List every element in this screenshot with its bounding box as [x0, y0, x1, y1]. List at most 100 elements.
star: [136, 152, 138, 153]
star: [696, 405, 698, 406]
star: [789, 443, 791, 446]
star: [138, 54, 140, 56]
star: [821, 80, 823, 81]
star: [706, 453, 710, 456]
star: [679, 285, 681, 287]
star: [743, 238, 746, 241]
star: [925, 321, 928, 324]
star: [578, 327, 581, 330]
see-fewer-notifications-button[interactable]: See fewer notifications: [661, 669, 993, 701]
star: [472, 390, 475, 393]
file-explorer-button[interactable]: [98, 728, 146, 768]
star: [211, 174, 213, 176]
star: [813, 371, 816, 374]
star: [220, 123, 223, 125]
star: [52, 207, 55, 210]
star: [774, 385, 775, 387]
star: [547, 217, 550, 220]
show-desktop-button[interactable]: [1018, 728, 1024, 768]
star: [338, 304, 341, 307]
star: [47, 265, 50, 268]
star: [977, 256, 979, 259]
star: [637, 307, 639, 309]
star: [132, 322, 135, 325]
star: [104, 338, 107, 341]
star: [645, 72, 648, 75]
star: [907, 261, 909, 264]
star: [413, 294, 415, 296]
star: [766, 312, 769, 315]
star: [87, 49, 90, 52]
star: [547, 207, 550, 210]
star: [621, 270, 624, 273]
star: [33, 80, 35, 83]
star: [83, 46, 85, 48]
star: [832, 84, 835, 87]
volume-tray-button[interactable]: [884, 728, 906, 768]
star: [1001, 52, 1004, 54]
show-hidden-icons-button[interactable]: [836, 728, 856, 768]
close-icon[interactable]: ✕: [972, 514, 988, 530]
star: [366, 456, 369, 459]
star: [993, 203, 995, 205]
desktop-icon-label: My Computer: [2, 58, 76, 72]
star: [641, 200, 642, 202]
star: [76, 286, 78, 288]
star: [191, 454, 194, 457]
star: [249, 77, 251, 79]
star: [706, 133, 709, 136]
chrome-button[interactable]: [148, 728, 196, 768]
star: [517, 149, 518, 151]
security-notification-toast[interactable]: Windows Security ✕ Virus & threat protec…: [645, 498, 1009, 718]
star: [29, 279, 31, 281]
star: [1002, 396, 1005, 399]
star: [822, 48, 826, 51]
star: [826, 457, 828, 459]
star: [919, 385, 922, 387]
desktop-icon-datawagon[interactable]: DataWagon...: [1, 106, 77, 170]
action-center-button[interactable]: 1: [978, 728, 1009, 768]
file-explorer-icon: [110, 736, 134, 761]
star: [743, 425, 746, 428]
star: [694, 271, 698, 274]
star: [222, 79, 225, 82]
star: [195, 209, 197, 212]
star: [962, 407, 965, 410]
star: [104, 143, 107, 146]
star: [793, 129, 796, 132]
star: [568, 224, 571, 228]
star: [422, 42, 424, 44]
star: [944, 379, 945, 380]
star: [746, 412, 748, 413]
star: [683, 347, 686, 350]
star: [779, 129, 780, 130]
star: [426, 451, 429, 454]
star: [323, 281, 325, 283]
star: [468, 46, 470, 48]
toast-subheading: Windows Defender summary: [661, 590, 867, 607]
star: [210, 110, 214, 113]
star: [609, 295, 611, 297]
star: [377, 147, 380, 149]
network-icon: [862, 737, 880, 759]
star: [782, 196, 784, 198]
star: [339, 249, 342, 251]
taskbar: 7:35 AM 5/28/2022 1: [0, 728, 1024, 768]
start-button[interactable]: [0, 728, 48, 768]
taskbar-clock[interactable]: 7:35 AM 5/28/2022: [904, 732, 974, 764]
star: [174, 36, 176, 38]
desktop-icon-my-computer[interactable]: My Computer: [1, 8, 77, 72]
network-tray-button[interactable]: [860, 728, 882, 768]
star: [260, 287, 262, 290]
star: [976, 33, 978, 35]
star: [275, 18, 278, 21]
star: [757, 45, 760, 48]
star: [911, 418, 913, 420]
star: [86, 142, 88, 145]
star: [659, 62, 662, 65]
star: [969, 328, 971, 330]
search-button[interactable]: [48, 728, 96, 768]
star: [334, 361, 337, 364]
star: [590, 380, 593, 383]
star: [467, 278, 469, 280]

-*-

*Requirement*. Every line of the material needs to be returned exactly.

*Exercise response*.
List every element in this screenshot with its bounding box as [x0, y0, x1, y1]. List at most 100 elements.
star: [136, 152, 138, 153]
star: [696, 405, 698, 406]
star: [789, 443, 791, 446]
star: [138, 54, 140, 56]
star: [821, 80, 823, 81]
star: [706, 453, 710, 456]
star: [679, 285, 681, 287]
star: [743, 238, 746, 241]
star: [925, 321, 928, 324]
star: [578, 327, 581, 330]
see-fewer-notifications-button[interactable]: See fewer notifications: [661, 669, 993, 701]
star: [472, 390, 475, 393]
file-explorer-button[interactable]: [98, 728, 146, 768]
star: [211, 174, 213, 176]
star: [813, 371, 816, 374]
star: [220, 123, 223, 125]
star: [52, 207, 55, 210]
star: [774, 385, 775, 387]
star: [547, 217, 550, 220]
show-desktop-button[interactable]: [1018, 728, 1024, 768]
star: [338, 304, 341, 307]
star: [47, 265, 50, 268]
star: [977, 256, 979, 259]
star: [637, 307, 639, 309]
star: [132, 322, 135, 325]
star: [104, 338, 107, 341]
star: [645, 72, 648, 75]
star: [907, 261, 909, 264]
star: [413, 294, 415, 296]
star: [766, 312, 769, 315]
star: [87, 49, 90, 52]
star: [547, 207, 550, 210]
star: [621, 270, 624, 273]
star: [33, 80, 35, 83]
star: [83, 46, 85, 48]
star: [832, 84, 835, 87]
volume-tray-button[interactable]: [884, 728, 906, 768]
star: [1001, 52, 1004, 54]
show-hidden-icons-button[interactable]: [836, 728, 856, 768]
close-icon[interactable]: ✕: [972, 514, 988, 530]
star: [366, 456, 369, 459]
star: [993, 203, 995, 205]
desktop-icon-label: My Computer: [2, 58, 76, 72]
star: [641, 200, 642, 202]
star: [76, 286, 78, 288]
star: [191, 454, 194, 457]
star: [249, 77, 251, 79]
star: [706, 133, 709, 136]
chrome-button[interactable]: [148, 728, 196, 768]
star: [517, 149, 518, 151]
security-notification-toast[interactable]: Windows Security ✕ Virus & threat protec…: [645, 498, 1009, 718]
star: [29, 279, 31, 281]
star: [1002, 396, 1005, 399]
star: [822, 48, 826, 51]
star: [826, 457, 828, 459]
star: [919, 385, 922, 387]
desktop-icon-datawagon[interactable]: DataWagon...: [1, 106, 77, 170]
action-center-button[interactable]: 1: [978, 728, 1009, 768]
file-explorer-icon: [110, 736, 134, 761]
star: [743, 425, 746, 428]
star: [694, 271, 698, 274]
star: [222, 79, 225, 82]
star: [195, 209, 197, 212]
star: [962, 407, 965, 410]
star: [104, 143, 107, 146]
star: [793, 129, 796, 132]
star: [568, 224, 571, 228]
star: [422, 42, 424, 44]
star: [944, 379, 945, 380]
star: [746, 412, 748, 413]
star: [683, 347, 686, 350]
star: [779, 129, 780, 130]
star: [426, 451, 429, 454]
star: [323, 281, 325, 283]
star: [468, 46, 470, 48]
toast-subheading: Windows Defender summary: [661, 590, 867, 607]
star: [210, 110, 214, 113]
star: [609, 295, 611, 297]
star: [377, 147, 380, 149]
network-icon: [862, 737, 880, 759]
star: [782, 196, 784, 198]
star: [339, 249, 342, 251]
taskbar: 7:35 AM 5/28/2022 1: [0, 728, 1024, 768]
start-button[interactable]: [0, 728, 48, 768]
taskbar-clock[interactable]: 7:35 AM 5/28/2022: [904, 732, 974, 764]
star: [174, 36, 176, 38]
desktop-icon-my-computer[interactable]: My Computer: [1, 8, 77, 72]
network-tray-button[interactable]: [860, 728, 882, 768]
star: [260, 287, 262, 290]
star: [976, 33, 978, 35]
star: [275, 18, 278, 21]
star: [757, 45, 760, 48]
star: [911, 418, 913, 420]
star: [86, 142, 88, 145]
star: [659, 62, 662, 65]
star: [969, 328, 971, 330]
search-button[interactable]: [48, 728, 96, 768]
star: [334, 361, 337, 364]
star: [590, 380, 593, 383]
star: [467, 278, 469, 280]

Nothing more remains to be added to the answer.